_To do_.
Copy the listing below line for line, without altering any character, and omit the pictures from your copy.

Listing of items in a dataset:
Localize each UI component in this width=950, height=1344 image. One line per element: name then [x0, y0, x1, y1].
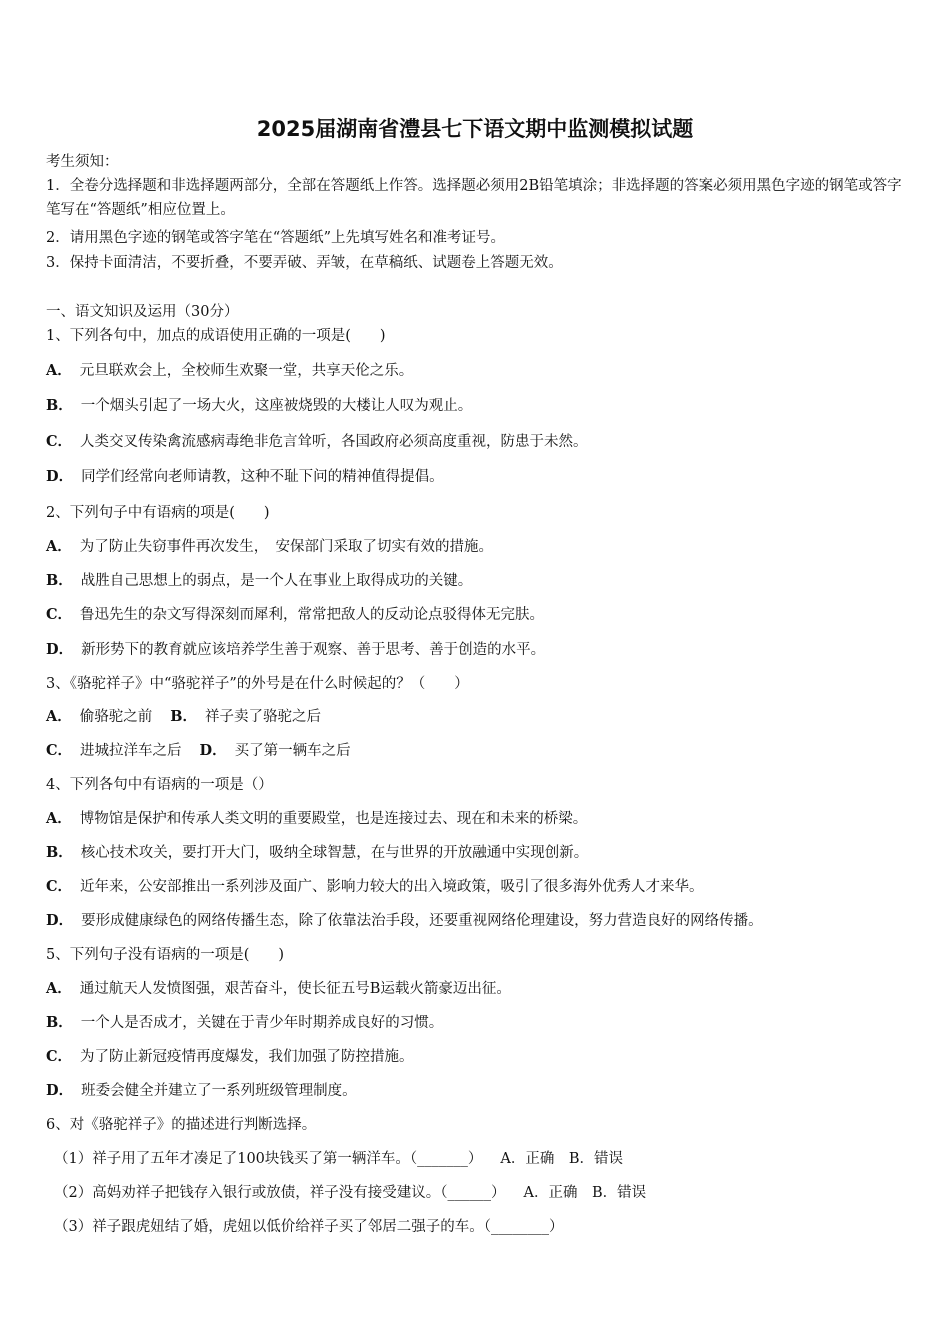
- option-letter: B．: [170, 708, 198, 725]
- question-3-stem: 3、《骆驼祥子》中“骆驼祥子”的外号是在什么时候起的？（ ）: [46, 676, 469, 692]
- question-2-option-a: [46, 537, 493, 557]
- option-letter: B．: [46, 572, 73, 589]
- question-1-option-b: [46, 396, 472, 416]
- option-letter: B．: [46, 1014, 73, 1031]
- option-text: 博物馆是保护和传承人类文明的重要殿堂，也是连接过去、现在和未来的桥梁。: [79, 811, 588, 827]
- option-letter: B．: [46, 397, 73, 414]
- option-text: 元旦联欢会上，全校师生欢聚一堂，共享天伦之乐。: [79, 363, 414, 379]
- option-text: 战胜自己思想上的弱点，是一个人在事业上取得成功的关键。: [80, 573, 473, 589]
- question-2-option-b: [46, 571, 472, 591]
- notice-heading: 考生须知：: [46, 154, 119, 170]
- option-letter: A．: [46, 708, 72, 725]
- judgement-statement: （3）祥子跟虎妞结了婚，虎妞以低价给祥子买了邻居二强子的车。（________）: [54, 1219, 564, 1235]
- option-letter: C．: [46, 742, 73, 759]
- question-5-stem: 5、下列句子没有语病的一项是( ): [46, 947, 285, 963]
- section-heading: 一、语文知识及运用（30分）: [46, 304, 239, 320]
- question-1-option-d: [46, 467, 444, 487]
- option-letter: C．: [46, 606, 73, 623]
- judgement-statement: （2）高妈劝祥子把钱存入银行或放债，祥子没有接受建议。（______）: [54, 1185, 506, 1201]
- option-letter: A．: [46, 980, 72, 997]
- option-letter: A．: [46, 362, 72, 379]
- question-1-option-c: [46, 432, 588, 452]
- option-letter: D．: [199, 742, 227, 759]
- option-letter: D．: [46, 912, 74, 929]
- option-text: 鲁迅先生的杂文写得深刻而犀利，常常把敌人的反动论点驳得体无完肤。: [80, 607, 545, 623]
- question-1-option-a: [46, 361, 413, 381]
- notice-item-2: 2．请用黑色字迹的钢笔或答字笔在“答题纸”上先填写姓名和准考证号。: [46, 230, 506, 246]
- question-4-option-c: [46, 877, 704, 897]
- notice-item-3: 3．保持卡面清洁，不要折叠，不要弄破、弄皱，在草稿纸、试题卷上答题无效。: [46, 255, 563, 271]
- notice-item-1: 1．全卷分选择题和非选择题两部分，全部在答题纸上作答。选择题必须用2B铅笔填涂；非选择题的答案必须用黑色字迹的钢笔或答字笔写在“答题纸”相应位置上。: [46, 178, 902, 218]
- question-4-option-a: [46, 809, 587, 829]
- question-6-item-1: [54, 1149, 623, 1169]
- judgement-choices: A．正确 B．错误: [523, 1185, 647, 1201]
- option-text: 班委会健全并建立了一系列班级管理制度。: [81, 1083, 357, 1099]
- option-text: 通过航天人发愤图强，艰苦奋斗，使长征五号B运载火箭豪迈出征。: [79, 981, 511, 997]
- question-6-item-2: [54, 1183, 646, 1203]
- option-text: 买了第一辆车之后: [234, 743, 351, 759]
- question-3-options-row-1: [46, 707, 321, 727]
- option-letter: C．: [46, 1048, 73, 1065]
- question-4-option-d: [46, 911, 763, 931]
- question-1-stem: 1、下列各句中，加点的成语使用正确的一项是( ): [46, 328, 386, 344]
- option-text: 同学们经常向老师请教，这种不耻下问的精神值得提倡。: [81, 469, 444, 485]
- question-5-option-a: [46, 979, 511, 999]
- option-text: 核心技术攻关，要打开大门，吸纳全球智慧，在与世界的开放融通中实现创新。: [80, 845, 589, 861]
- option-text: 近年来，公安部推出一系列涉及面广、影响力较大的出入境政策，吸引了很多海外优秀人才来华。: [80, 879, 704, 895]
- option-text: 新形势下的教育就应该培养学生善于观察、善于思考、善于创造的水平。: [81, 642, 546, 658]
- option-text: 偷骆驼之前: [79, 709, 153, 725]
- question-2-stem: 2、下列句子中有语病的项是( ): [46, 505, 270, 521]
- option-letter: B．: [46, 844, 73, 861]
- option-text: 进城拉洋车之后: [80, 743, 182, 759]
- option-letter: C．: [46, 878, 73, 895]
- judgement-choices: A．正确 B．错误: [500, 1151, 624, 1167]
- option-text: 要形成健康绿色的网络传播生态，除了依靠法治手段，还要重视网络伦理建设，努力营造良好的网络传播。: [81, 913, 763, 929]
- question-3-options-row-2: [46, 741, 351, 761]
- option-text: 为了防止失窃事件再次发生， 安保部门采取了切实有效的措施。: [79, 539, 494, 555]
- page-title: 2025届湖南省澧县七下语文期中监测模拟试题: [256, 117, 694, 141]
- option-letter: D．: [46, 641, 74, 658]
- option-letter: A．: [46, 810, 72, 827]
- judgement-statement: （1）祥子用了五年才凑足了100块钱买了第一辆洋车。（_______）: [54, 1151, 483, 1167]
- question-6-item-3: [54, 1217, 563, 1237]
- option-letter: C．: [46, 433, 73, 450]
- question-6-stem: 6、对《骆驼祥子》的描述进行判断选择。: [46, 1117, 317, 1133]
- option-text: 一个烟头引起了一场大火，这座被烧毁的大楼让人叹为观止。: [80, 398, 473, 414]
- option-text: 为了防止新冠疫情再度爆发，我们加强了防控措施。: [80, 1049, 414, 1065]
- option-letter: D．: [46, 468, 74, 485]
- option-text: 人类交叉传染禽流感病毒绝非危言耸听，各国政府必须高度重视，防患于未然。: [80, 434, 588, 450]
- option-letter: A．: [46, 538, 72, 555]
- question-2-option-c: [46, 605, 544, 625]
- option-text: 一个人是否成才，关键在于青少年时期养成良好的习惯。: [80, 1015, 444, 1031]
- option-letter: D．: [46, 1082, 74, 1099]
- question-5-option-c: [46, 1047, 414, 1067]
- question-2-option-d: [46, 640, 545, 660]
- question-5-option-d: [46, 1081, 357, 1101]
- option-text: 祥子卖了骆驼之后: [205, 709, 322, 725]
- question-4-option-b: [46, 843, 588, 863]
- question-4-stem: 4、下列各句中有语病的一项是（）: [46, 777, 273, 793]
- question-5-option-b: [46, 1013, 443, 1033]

_Output of the task_.
Localize each UI component in this width=950, height=1344 image. One line per element: name then [x0, y0, x1, y1].
- option-letter: B．: [170, 708, 198, 725]
- question-3-stem: 3、《骆驼祥子》中“骆驼祥子”的外号是在什么时候起的？（ ）: [46, 676, 469, 692]
- question-2-option-a: [46, 537, 493, 557]
- option-letter: B．: [46, 572, 73, 589]
- question-1-option-b: [46, 396, 472, 416]
- option-letter: B．: [46, 1014, 73, 1031]
- option-text: 博物馆是保护和传承人类文明的重要殿堂，也是连接过去、现在和未来的桥梁。: [79, 811, 588, 827]
- option-letter: B．: [46, 397, 73, 414]
- option-text: 元旦联欢会上，全校师生欢聚一堂，共享天伦之乐。: [79, 363, 414, 379]
- option-text: 战胜自己思想上的弱点，是一个人在事业上取得成功的关键。: [80, 573, 473, 589]
- question-2-option-b: [46, 571, 472, 591]
- notice-heading: 考生须知：: [46, 154, 119, 170]
- option-letter: A．: [46, 708, 72, 725]
- judgement-statement: （3）祥子跟虎妞结了婚，虎妞以低价给祥子买了邻居二强子的车。（________）: [54, 1219, 564, 1235]
- option-letter: C．: [46, 742, 73, 759]
- question-5-stem: 5、下列句子没有语病的一项是( ): [46, 947, 285, 963]
- section-heading: 一、语文知识及运用（30分）: [46, 304, 239, 320]
- question-1-option-d: [46, 467, 444, 487]
- option-letter: C．: [46, 606, 73, 623]
- judgement-statement: （2）高妈劝祥子把钱存入银行或放债，祥子没有接受建议。（______）: [54, 1185, 506, 1201]
- option-letter: A．: [46, 980, 72, 997]
- option-letter: A．: [46, 362, 72, 379]
- question-1-option-c: [46, 432, 588, 452]
- option-letter: D．: [199, 742, 227, 759]
- option-letter: D．: [46, 912, 74, 929]
- option-text: 鲁迅先生的杂文写得深刻而犀利，常常把敌人的反动论点驳得体无完肤。: [80, 607, 545, 623]
- question-1-option-a: [46, 361, 413, 381]
- notice-item-2: 2．请用黑色字迹的钢笔或答字笔在“答题纸”上先填写姓名和准考证号。: [46, 230, 506, 246]
- question-4-option-c: [46, 877, 704, 897]
- notice-item-3: 3．保持卡面清洁，不要折叠，不要弄破、弄皱，在草稿纸、试题卷上答题无效。: [46, 255, 563, 271]
- notice-item-1: 1．全卷分选择题和非选择题两部分，全部在答题纸上作答。选择题必须用2B铅笔填涂；非选择题的答案必须用黑色字迹的钢笔或答字笔写在“答题纸”相应位置上。: [46, 178, 902, 218]
- question-4-option-a: [46, 809, 587, 829]
- question-6-item-1: [54, 1149, 623, 1169]
- judgement-choices: A．正确 B．错误: [523, 1185, 647, 1201]
- option-text: 班委会健全并建立了一系列班级管理制度。: [81, 1083, 357, 1099]
- option-text: 通过航天人发愤图强，艰苦奋斗，使长征五号B运载火箭豪迈出征。: [79, 981, 511, 997]
- question-6-item-2: [54, 1183, 646, 1203]
- option-text: 买了第一辆车之后: [234, 743, 351, 759]
- question-3-options-row-1: [46, 707, 321, 727]
- option-letter: C．: [46, 1048, 73, 1065]
- question-4-option-d: [46, 911, 763, 931]
- question-1-stem: 1、下列各句中，加点的成语使用正确的一项是( ): [46, 328, 386, 344]
- option-text: 同学们经常向老师请教，这种不耻下问的精神值得提倡。: [81, 469, 444, 485]
- question-5-option-a: [46, 979, 511, 999]
- option-text: 核心技术攻关，要打开大门，吸纳全球智慧，在与世界的开放融通中实现创新。: [80, 845, 589, 861]
- option-text: 近年来，公安部推出一系列涉及面广、影响力较大的出入境政策，吸引了很多海外优秀人才来华。: [80, 879, 704, 895]
- option-text: 新形势下的教育就应该培养学生善于观察、善于思考、善于创造的水平。: [81, 642, 546, 658]
- option-text: 偷骆驼之前: [79, 709, 153, 725]
- question-2-stem: 2、下列句子中有语病的项是( ): [46, 505, 270, 521]
- option-letter: B．: [46, 844, 73, 861]
- option-text: 进城拉洋车之后: [80, 743, 182, 759]
- option-letter: C．: [46, 878, 73, 895]
- judgement-choices: A．正确 B．错误: [500, 1151, 624, 1167]
- option-text: 要形成健康绿色的网络传播生态，除了依靠法治手段，还要重视网络伦理建设，努力营造良好的网络传播。: [81, 913, 763, 929]
- question-3-options-row-2: [46, 741, 351, 761]
- option-text: 为了防止失窃事件再次发生， 安保部门采取了切实有效的措施。: [79, 539, 494, 555]
- page-title: 2025届湖南省澧县七下语文期中监测模拟试题: [256, 117, 694, 141]
- option-letter: D．: [46, 641, 74, 658]
- option-letter: A．: [46, 810, 72, 827]
- judgement-statement: （1）祥子用了五年才凑足了100块钱买了第一辆洋车。（_______）: [54, 1151, 483, 1167]
- question-6-item-3: [54, 1217, 563, 1237]
- option-letter: C．: [46, 433, 73, 450]
- question-6-stem: 6、对《骆驼祥子》的描述进行判断选择。: [46, 1117, 317, 1133]
- option-text: 一个烟头引起了一场大火，这座被烧毁的大楼让人叹为观止。: [80, 398, 473, 414]
- option-text: 为了防止新冠疫情再度爆发，我们加强了防控措施。: [80, 1049, 414, 1065]
- option-letter: D．: [46, 468, 74, 485]
- option-text: 人类交叉传染禽流感病毒绝非危言耸听，各国政府必须高度重视，防患于未然。: [80, 434, 588, 450]
- option-letter: A．: [46, 538, 72, 555]
- question-2-option-c: [46, 605, 544, 625]
- option-text: 一个人是否成才，关键在于青少年时期养成良好的习惯。: [80, 1015, 444, 1031]
- option-letter: D．: [46, 1082, 74, 1099]
- question-5-option-c: [46, 1047, 414, 1067]
- question-2-option-d: [46, 640, 545, 660]
- question-5-option-d: [46, 1081, 357, 1101]
- option-text: 祥子卖了骆驼之后: [205, 709, 322, 725]
- question-4-option-b: [46, 843, 588, 863]
- question-4-stem: 4、下列各句中有语病的一项是（）: [46, 777, 273, 793]
- question-5-option-b: [46, 1013, 443, 1033]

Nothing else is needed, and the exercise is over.